[Dataset items]
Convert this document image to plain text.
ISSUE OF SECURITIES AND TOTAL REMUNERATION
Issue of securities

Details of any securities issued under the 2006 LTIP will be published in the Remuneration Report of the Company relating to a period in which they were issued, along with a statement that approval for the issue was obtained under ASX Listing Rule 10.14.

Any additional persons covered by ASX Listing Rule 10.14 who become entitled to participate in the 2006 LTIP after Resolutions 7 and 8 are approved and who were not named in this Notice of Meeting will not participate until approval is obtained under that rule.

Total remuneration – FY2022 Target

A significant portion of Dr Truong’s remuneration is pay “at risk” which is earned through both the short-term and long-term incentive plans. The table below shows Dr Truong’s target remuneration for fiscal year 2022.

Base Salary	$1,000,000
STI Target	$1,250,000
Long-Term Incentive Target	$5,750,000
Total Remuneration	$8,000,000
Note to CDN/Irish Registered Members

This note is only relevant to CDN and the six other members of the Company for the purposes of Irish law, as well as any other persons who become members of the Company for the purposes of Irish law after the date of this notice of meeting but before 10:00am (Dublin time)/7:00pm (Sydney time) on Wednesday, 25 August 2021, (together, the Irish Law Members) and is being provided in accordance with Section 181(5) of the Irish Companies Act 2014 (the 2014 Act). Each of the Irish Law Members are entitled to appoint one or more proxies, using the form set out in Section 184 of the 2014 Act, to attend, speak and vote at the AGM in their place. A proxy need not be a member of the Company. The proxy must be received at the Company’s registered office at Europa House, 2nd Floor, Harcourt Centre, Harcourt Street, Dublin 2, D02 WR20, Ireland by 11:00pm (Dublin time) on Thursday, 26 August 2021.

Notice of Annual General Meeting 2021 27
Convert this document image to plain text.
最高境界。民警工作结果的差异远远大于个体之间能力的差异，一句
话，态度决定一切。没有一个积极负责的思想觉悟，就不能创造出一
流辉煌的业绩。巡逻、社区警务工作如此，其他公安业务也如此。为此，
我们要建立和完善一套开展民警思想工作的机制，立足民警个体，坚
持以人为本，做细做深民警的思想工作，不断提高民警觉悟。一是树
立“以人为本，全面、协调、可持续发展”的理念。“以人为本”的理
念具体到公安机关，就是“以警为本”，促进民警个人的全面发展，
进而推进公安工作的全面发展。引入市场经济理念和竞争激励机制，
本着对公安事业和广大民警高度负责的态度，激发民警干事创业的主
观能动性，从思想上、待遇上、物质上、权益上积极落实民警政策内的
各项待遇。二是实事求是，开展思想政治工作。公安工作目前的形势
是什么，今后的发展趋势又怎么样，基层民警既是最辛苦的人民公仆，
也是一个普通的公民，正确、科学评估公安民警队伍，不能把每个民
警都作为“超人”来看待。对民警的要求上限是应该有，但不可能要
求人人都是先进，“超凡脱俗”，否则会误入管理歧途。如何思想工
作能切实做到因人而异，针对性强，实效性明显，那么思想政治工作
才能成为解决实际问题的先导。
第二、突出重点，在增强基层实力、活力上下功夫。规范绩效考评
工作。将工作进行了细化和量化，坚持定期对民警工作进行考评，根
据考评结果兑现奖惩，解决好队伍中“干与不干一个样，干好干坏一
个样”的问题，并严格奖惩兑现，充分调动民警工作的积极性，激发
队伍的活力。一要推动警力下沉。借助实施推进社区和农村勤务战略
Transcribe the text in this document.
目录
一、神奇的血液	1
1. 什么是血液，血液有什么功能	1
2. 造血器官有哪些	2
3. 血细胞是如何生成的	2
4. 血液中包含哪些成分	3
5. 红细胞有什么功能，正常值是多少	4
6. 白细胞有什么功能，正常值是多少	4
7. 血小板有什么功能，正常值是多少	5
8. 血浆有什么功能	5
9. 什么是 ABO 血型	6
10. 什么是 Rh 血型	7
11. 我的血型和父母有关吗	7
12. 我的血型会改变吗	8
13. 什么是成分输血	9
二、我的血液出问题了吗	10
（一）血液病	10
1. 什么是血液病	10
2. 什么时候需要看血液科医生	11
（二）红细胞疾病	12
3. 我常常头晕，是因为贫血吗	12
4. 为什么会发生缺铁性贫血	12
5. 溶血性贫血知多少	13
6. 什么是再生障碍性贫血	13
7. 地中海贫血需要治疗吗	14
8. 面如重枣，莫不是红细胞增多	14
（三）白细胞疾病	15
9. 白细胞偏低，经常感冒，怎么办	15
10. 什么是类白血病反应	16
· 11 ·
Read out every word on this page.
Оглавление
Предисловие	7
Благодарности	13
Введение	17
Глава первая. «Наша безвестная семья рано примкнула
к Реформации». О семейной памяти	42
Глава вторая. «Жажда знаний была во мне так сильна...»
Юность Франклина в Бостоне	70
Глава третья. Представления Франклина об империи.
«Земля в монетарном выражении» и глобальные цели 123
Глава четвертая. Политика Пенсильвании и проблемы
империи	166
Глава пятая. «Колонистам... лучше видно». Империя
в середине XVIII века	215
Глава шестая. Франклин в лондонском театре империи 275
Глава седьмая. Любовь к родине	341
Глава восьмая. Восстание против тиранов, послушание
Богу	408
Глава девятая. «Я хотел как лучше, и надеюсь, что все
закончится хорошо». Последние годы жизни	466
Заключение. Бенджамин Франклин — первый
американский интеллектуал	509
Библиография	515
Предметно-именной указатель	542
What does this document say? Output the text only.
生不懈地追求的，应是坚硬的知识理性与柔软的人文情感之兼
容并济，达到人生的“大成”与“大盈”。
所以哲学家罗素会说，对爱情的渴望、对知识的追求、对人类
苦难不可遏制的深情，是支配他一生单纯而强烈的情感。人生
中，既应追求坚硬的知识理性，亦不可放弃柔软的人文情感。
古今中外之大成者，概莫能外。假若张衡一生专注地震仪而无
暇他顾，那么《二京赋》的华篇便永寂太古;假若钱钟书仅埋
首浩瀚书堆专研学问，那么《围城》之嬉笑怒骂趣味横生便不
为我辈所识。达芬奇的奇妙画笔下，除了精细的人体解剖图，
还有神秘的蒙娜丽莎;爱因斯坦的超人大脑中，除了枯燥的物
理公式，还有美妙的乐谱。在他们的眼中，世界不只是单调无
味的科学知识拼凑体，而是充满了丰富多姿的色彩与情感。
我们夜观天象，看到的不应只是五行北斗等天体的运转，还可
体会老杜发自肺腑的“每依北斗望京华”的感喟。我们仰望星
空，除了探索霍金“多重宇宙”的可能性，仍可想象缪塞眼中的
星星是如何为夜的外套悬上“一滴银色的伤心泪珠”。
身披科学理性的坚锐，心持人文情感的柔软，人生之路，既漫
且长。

* **Given exercise**:
From the preceding material, extract every line exactly.

* **Task answer**:
Convert this document image to plain text.
ISSUE OF SECURITIES AND TOTAL REMUNERATION
Issue of securities

Details of any securities issued under the 2006 LTIP will be published in the Remuneration Report of the Company relating to a period in which they were issued, along with a statement that approval for the issue was obtained under ASX Listing Rule 10.14.

Any additional persons covered by ASX Listing Rule 10.14 who become entitled to participate in the 2006 LTIP after Resolutions 7 and 8 are approved and who were not named in this Notice of Meeting will not participate until approval is obtained under that rule.

Total remuneration – FY2022 Target

A significant portion of Dr Truong’s remuneration is pay “at risk” which is earned through both the short-term and long-term incentive plans. The table below shows Dr Truong’s target remuneration for fiscal year 2022.

Base Salary	$1,000,000
STI Target	$1,250,000
Long-Term Incentive Target	$5,750,000
Total Remuneration	$8,000,000
Note to CDN/Irish Registered Members

This note is only relevant to CDN and the six other members of the Company for the purposes of Irish law, as well as any other persons who become members of the Company for the purposes of Irish law after the date of this notice of meeting but before 10:00am (Dublin time)/7:00pm (Sydney time) on Wednesday, 25 August 2021, (together, the Irish Law Members) and is being provided in accordance with Section 181(5) of the Irish Companies Act 2014 (the 2014 Act). Each of the Irish Law Members are entitled to appoint one or more proxies, using the form set out in Section 184 of the 2014 Act, to attend, speak and vote at the AGM in their place. A proxy need not be a member of the Company. The proxy must be received at the Company’s registered office at Europa House, 2nd Floor, Harcourt Centre, Harcourt Street, Dublin 2, D02 WR20, Ireland by 11:00pm (Dublin time) on Thursday, 26 August 2021.

Notice of Annual General Meeting 2021 27
Convert this document image to plain text.
最高境界。民警工作结果的差异远远大于个体之间能力的差异，一句
话，态度决定一切。没有一个积极负责的思想觉悟，就不能创造出一
流辉煌的业绩。巡逻、社区警务工作如此，其他公安业务也如此。为此，
我们要建立和完善一套开展民警思想工作的机制，立足民警个体，坚
持以人为本，做细做深民警的思想工作，不断提高民警觉悟。一是树
立“以人为本，全面、协调、可持续发展”的理念。“以人为本”的理
念具体到公安机关，就是“以警为本”，促进民警个人的全面发展，
进而推进公安工作的全面发展。引入市场经济理念和竞争激励机制，
本着对公安事业和广大民警高度负责的态度，激发民警干事创业的主
观能动性，从思想上、待遇上、物质上、权益上积极落实民警政策内的
各项待遇。二是实事求是，开展思想政治工作。公安工作目前的形势
是什么，今后的发展趋势又怎么样，基层民警既是最辛苦的人民公仆，
也是一个普通的公民，正确、科学评估公安民警队伍，不能把每个民
警都作为“超人”来看待。对民警的要求上限是应该有，但不可能要
求人人都是先进，“超凡脱俗”，否则会误入管理歧途。如何思想工
作能切实做到因人而异，针对性强，实效性明显，那么思想政治工作
才能成为解决实际问题的先导。
第二、突出重点，在增强基层实力、活力上下功夫。规范绩效考评
工作。将工作进行了细化和量化，坚持定期对民警工作进行考评，根
据考评结果兑现奖惩，解决好队伍中“干与不干一个样，干好干坏一
个样”的问题，并严格奖惩兑现，充分调动民警工作的积极性，激发
队伍的活力。一要推动警力下沉。借助实施推进社区和农村勤务战略
Transcribe the text in this document.
目录
一、神奇的血液	1
1. 什么是血液，血液有什么功能	1
2. 造血器官有哪些	2
3. 血细胞是如何生成的	2
4. 血液中包含哪些成分	3
5. 红细胞有什么功能，正常值是多少	4
6. 白细胞有什么功能，正常值是多少	4
7. 血小板有什么功能，正常值是多少	5
8. 血浆有什么功能	5
9. 什么是 ABO 血型	6
10. 什么是 Rh 血型	7
11. 我的血型和父母有关吗	7
12. 我的血型会改变吗	8
13. 什么是成分输血	9
二、我的血液出问题了吗	10
（一）血液病	10
1. 什么是血液病	10
2. 什么时候需要看血液科医生	11
（二）红细胞疾病	12
3. 我常常头晕，是因为贫血吗	12
4. 为什么会发生缺铁性贫血	12
5. 溶血性贫血知多少	13
6. 什么是再生障碍性贫血	13
7. 地中海贫血需要治疗吗	14
8. 面如重枣，莫不是红细胞增多	14
（三）白细胞疾病	15
9. 白细胞偏低，经常感冒，怎么办	15
10. 什么是类白血病反应	16
· 11 ·
Read out every word on this page.
Оглавление
Предисловие	7
Благодарности	13
Введение	17
Глава первая. «Наша безвестная семья рано примкнула
к Реформации». О семейной памяти	42
Глава вторая. «Жажда знаний была во мне так сильна...»
Юность Франклина в Бостоне	70
Глава третья. Представления Франклина об империи.
«Земля в монетарном выражении» и глобальные цели 123
Глава четвертая. Политика Пенсильвании и проблемы
империи	166
Глава пятая. «Колонистам... лучше видно». Империя
в середине XVIII века	215
Глава шестая. Франклин в лондонском театре империи 275
Глава седьмая. Любовь к родине	341
Глава восьмая. Восстание против тиранов, послушание
Богу	408
Глава девятая. «Я хотел как лучше, и надеюсь, что все
закончится хорошо». Последние годы жизни	466
Заключение. Бенджамин Франклин — первый
американский интеллектуал	509
Библиография	515
Предметно-именной указатель	542
What does this document say? Output the text only.
生不懈地追求的，应是坚硬的知识理性与柔软的人文情感之兼
容并济，达到人生的“大成”与“大盈”。
所以哲学家罗素会说，对爱情的渴望、对知识的追求、对人类
苦难不可遏制的深情，是支配他一生单纯而强烈的情感。人生
中，既应追求坚硬的知识理性，亦不可放弃柔软的人文情感。
古今中外之大成者，概莫能外。假若张衡一生专注地震仪而无
暇他顾，那么《二京赋》的华篇便永寂太古;假若钱钟书仅埋
首浩瀚书堆专研学问，那么《围城》之嬉笑怒骂趣味横生便不
为我辈所识。达芬奇的奇妙画笔下，除了精细的人体解剖图，
还有神秘的蒙娜丽莎;爱因斯坦的超人大脑中，除了枯燥的物
理公式，还有美妙的乐谱。在他们的眼中，世界不只是单调无
味的科学知识拼凑体，而是充满了丰富多姿的色彩与情感。
我们夜观天象，看到的不应只是五行北斗等天体的运转，还可
体会老杜发自肺腑的“每依北斗望京华”的感喟。我们仰望星
空，除了探索霍金“多重宇宙”的可能性，仍可想象缪塞眼中的
星星是如何为夜的外套悬上“一滴银色的伤心泪珠”。
身披科学理性的坚锐，心持人文情感的柔软，人生之路，既漫
且长。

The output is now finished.